Aim >> Copy the records below exactly, leaving out any pictures.

[Records from a data collection]
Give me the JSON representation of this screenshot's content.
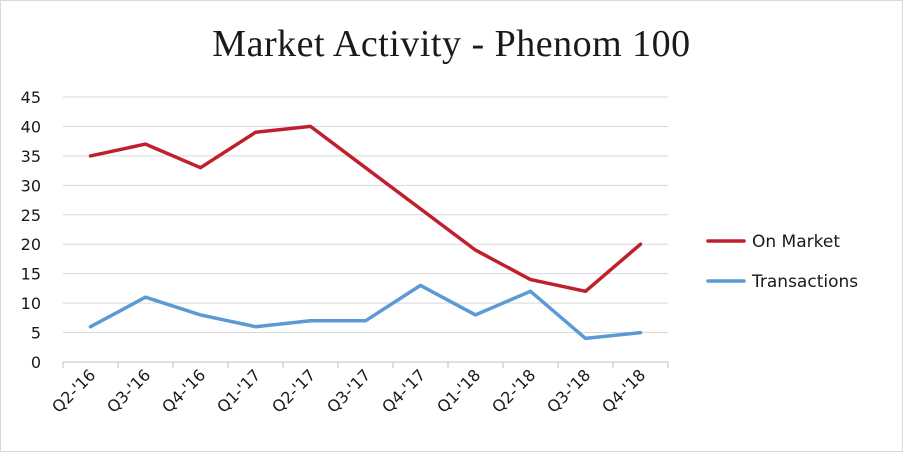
{
  "chart_data": {
    "type": "line",
    "title": "Market Activity - Phenom 100",
    "xlabel": "",
    "ylabel": "",
    "categories": [
      "Q2-'16",
      "Q3-'16",
      "Q4-'16",
      "Q1-'17",
      "Q2-'17",
      "Q3-'17",
      "Q4-'17",
      "Q1-'18",
      "Q2-'18",
      "Q3-'18",
      "Q4-'18"
    ],
    "ylim": [
      0,
      45
    ],
    "yticks": [
      0,
      5,
      10,
      15,
      20,
      25,
      30,
      35,
      40,
      45
    ],
    "grid": true,
    "legend_position": "right",
    "series": [
      {
        "name": "On Market",
        "color": "#c0202c",
        "values": [
          35,
          37,
          33,
          39,
          40,
          33,
          26,
          19,
          14,
          12,
          20
        ]
      },
      {
        "name": "Transactions",
        "color": "#5b9bd5",
        "values": [
          6,
          11,
          8,
          6,
          7,
          7,
          13,
          8,
          12,
          4,
          5
        ]
      }
    ]
  }
}
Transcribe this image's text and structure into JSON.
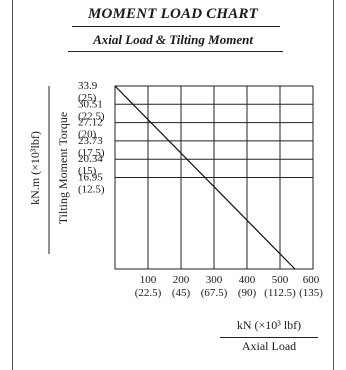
{
  "header": {
    "title": "MOMENT LOAD CHART",
    "subtitle": "Axial Load & Tilting Moment"
  },
  "chart_data": {
    "type": "line",
    "title": "MOMENT LOAD CHART",
    "subtitle": "Axial Load & Tilting Moment",
    "xlabel": "Axial Load",
    "xunit": "kN  (×10³ lbf)",
    "ylabel": "Tilting Moment Torque",
    "yunit": "kN.m  (×10³lbf)",
    "xlim": [
      0,
      600
    ],
    "ylim": [
      0,
      33.9
    ],
    "x_ticks": [
      {
        "value": 100,
        "label": "100",
        "sub": "(22.5)"
      },
      {
        "value": 200,
        "label": "200",
        "sub": "(45)"
      },
      {
        "value": 300,
        "label": "300",
        "sub": "(67.5)"
      },
      {
        "value": 400,
        "label": "400",
        "sub": "(90)"
      },
      {
        "value": 500,
        "label": "500",
        "sub": "(112.5)"
      },
      {
        "value": 600,
        "label": "600",
        "sub": "(135)"
      }
    ],
    "y_ticks": [
      {
        "value": 33.9,
        "label": "33.9",
        "sub": "(25)"
      },
      {
        "value": 30.51,
        "label": "30.51",
        "sub": "(22.5)"
      },
      {
        "value": 27.12,
        "label": "27.12",
        "sub": "(20)"
      },
      {
        "value": 23.73,
        "label": "23.73",
        "sub": "(17.5)"
      },
      {
        "value": 20.34,
        "label": "20.34",
        "sub": "(15)"
      },
      {
        "value": 16.95,
        "label": "16.95",
        "sub": "(12.5)"
      }
    ],
    "grid": true,
    "series": [
      {
        "x": [
          0,
          545
        ],
        "y": [
          33.9,
          0
        ]
      }
    ]
  }
}
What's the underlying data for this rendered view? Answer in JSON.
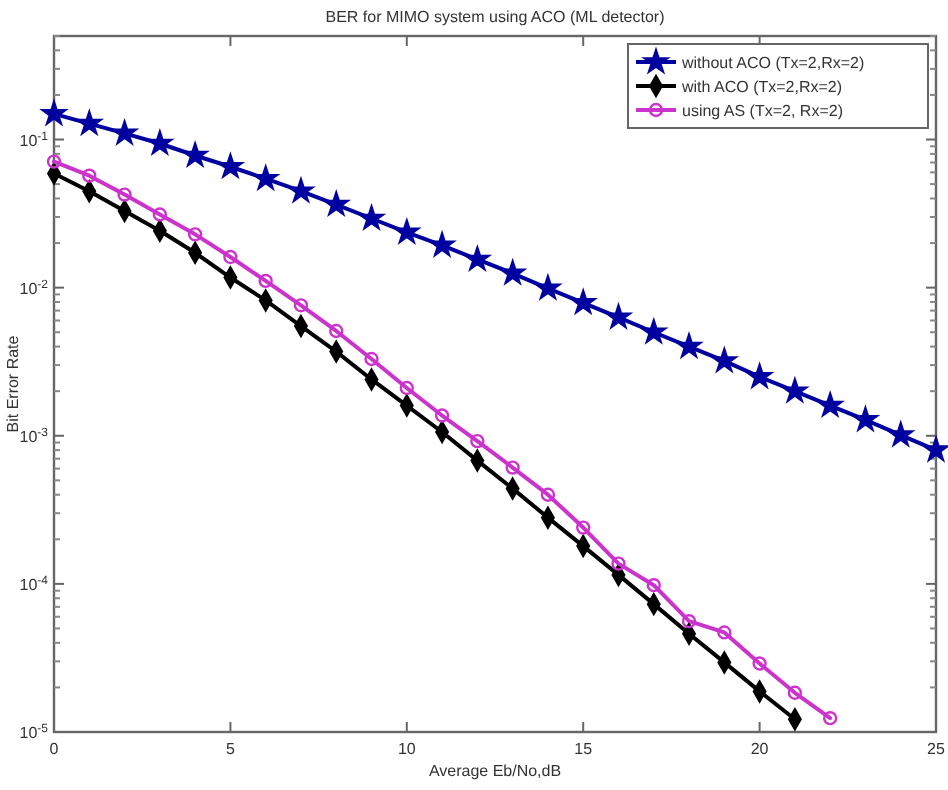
{
  "chart_data": {
    "type": "line",
    "title": "BER for MIMO system using ACO (ML detector)",
    "xlabel": "Average Eb/No,dB",
    "ylabel": "Bit Error Rate",
    "x": [
      0,
      1,
      2,
      3,
      4,
      5,
      6,
      7,
      8,
      9,
      10,
      11,
      12,
      13,
      14,
      15,
      16,
      17,
      18,
      19,
      20,
      21,
      22,
      23,
      24,
      25
    ],
    "log": "y",
    "xlim": [
      0,
      25
    ],
    "xticks": [
      0,
      5,
      10,
      15,
      20,
      25
    ],
    "ylim": [
      1e-05,
      0.5
    ],
    "yticks": [
      {
        "value": 1e-05,
        "label": "10$^{-5}$"
      },
      {
        "value": 0.0001,
        "label": "10$^{-4}$"
      },
      {
        "value": 0.001,
        "label": "10$^{-3}$"
      },
      {
        "value": 0.01,
        "label": "10$^{-2}$"
      },
      {
        "value": 0.1,
        "label": "10$^{-1}$"
      }
    ],
    "grid": false,
    "legend": "top right",
    "line_style": "solid",
    "series": [
      {
        "name": "without ACO (Tx=2,Rx=2)",
        "color": "#0000a0",
        "marker": "star",
        "values": [
          0.149,
          0.128,
          0.11,
          0.094,
          0.078,
          0.0655,
          0.0544,
          0.0448,
          0.0364,
          0.0293,
          0.0236,
          0.0193,
          0.0155,
          0.0125,
          0.0099,
          0.0079,
          0.0063,
          0.005,
          0.004,
          0.0032,
          0.0025,
          0.002,
          0.0016,
          0.00128,
          0.00101,
          0.0008
        ]
      },
      {
        "name": "with ACO (Tx=2,Rx=2)",
        "color": "#000000",
        "marker": "diamond",
        "values": [
          0.059,
          0.0448,
          0.0329,
          0.0242,
          0.0172,
          0.0117,
          0.0082,
          0.0055,
          0.0037,
          0.0024,
          0.0016,
          0.00106,
          0.00068,
          0.00044,
          0.00028,
          0.00018,
          0.000115,
          7.3e-05,
          4.6e-05,
          2.95e-05,
          1.88e-05,
          1.22e-05,
          null,
          null,
          null,
          null
        ]
      },
      {
        "name": "using AS (Tx=2, Rx=2)",
        "color": "#cc33cc",
        "marker": "circle",
        "values": [
          0.071,
          0.057,
          0.0425,
          0.0312,
          0.0229,
          0.0161,
          0.0111,
          0.0076,
          0.0051,
          0.0033,
          0.0021,
          0.00137,
          0.00092,
          0.00061,
          0.0004,
          0.00024,
          0.000137,
          9.8e-05,
          5.6e-05,
          4.7e-05,
          2.9e-05,
          1.84e-05,
          1.24e-05,
          null,
          null,
          null
        ]
      }
    ]
  }
}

Result of the exercise >>
Give me the JSON representation of this screenshot's content.
{
  "chart_data": {
    "type": "line",
    "title": "Market Activity - Phenom 100",
    "xlabel": "",
    "ylabel": "",
    "categories": [
      "Q2-'16",
      "Q3-'16",
      "Q4-'16",
      "Q1-'17",
      "Q2-'17",
      "Q3-'17",
      "Q4-'17",
      "Q1-'18",
      "Q2-'18",
      "Q3-'18",
      "Q4-'18"
    ],
    "ylim": [
      0,
      45
    ],
    "yticks": [
      0,
      5,
      10,
      15,
      20,
      25,
      30,
      35,
      40,
      45
    ],
    "grid": true,
    "legend_position": "right",
    "series": [
      {
        "name": "On Market",
        "color": "#c0202c",
        "values": [
          35,
          37,
          33,
          39,
          40,
          33,
          26,
          19,
          14,
          12,
          20
        ]
      },
      {
        "name": "Transactions",
        "color": "#5b9bd5",
        "values": [
          6,
          11,
          8,
          6,
          7,
          7,
          13,
          8,
          12,
          4,
          5
        ]
      }
    ]
  }
}
Transcribe this image's text and structure into JSON.
{
  "header": {
    "title": "MOMENT LOAD CHART",
    "subtitle": "Axial Load & Tilting Moment"
  },
  "chart_data": {
    "type": "line",
    "title": "MOMENT LOAD CHART",
    "subtitle": "Axial Load & Tilting Moment",
    "xlabel": "Axial Load",
    "xunit": "kN  (×10³ lbf)",
    "ylabel": "Tilting Moment Torque",
    "yunit": "kN.m  (×10³lbf)",
    "xlim": [
      0,
      600
    ],
    "ylim": [
      0,
      33.9
    ],
    "x_ticks": [
      {
        "value": 100,
        "label": "100",
        "sub": "(22.5)"
      },
      {
        "value": 200,
        "label": "200",
        "sub": "(45)"
      },
      {
        "value": 300,
        "label": "300",
        "sub": "(67.5)"
      },
      {
        "value": 400,
        "label": "400",
        "sub": "(90)"
      },
      {
        "value": 500,
        "label": "500",
        "sub": "(112.5)"
      },
      {
        "value": 600,
        "label": "600",
        "sub": "(135)"
      }
    ],
    "y_ticks": [
      {
        "value": 33.9,
        "label": "33.9",
        "sub": "(25)"
      },
      {
        "value": 30.51,
        "label": "30.51",
        "sub": "(22.5)"
      },
      {
        "value": 27.12,
        "label": "27.12",
        "sub": "(20)"
      },
      {
        "value": 23.73,
        "label": "23.73",
        "sub": "(17.5)"
      },
      {
        "value": 20.34,
        "label": "20.34",
        "sub": "(15)"
      },
      {
        "value": 16.95,
        "label": "16.95",
        "sub": "(12.5)"
      }
    ],
    "grid": true,
    "series": [
      {
        "x": [
          0,
          545
        ],
        "y": [
          33.9,
          0
        ]
      }
    ]
  }
}
What's the underlying data for this rendered view? Answer in JSON.
{
  "chart_data": {
    "type": "line",
    "title": "BER for MIMO system using ACO (ML detector)",
    "xlabel": "Average Eb/No,dB",
    "ylabel": "Bit Error Rate",
    "x": [
      0,
      1,
      2,
      3,
      4,
      5,
      6,
      7,
      8,
      9,
      10,
      11,
      12,
      13,
      14,
      15,
      16,
      17,
      18,
      19,
      20,
      21,
      22,
      23,
      24,
      25
    ],
    "log": "y",
    "xlim": [
      0,
      25
    ],
    "xticks": [
      0,
      5,
      10,
      15,
      20,
      25
    ],
    "ylim": [
      1e-05,
      0.5
    ],
    "yticks": [
      {
        "value": 1e-05,
        "label": "10$^{-5}$"
      },
      {
        "value": 0.0001,
        "label": "10$^{-4}$"
      },
      {
        "value": 0.001,
        "label": "10$^{-3}$"
      },
      {
        "value": 0.01,
        "label": "10$^{-2}$"
      },
      {
        "value": 0.1,
        "label": "10$^{-1}$"
      }
    ],
    "grid": false,
    "legend": "top right",
    "line_style": "solid",
    "series": [
      {
        "name": "without ACO (Tx=2,Rx=2)",
        "color": "#0000a0",
        "marker": "star",
        "values": [
          0.149,
          0.128,
          0.11,
          0.094,
          0.078,
          0.0655,
          0.0544,
          0.0448,
          0.0364,
          0.0293,
          0.0236,
          0.0193,
          0.0155,
          0.0125,
          0.0099,
          0.0079,
          0.0063,
          0.005,
          0.004,
          0.0032,
          0.0025,
          0.002,
          0.0016,
          0.00128,
          0.00101,
          0.0008
        ]
      },
      {
        "name": "with ACO (Tx=2,Rx=2)",
        "color": "#000000",
        "marker": "diamond",
        "values": [
          0.059,
          0.0448,
          0.0329,
          0.0242,
          0.0172,
          0.0117,
          0.0082,
          0.0055,
          0.0037,
          0.0024,
          0.0016,
          0.00106,
          0.00068,
          0.00044,
          0.00028,
          0.00018,
          0.000115,
          7.3e-05,
          4.6e-05,
          2.95e-05,
          1.88e-05,
          1.22e-05,
          null,
          null,
          null,
          null
        ]
      },
      {
        "name": "using AS (Tx=2, Rx=2)",
        "color": "#cc33cc",
        "marker": "circle",
        "values": [
          0.071,
          0.057,
          0.0425,
          0.0312,
          0.0229,
          0.0161,
          0.0111,
          0.0076,
          0.0051,
          0.0033,
          0.0021,
          0.00137,
          0.00092,
          0.00061,
          0.0004,
          0.00024,
          0.000137,
          9.8e-05,
          5.6e-05,
          4.7e-05,
          2.9e-05,
          1.84e-05,
          1.24e-05,
          null,
          null,
          null
        ]
      }
    ]
  }
}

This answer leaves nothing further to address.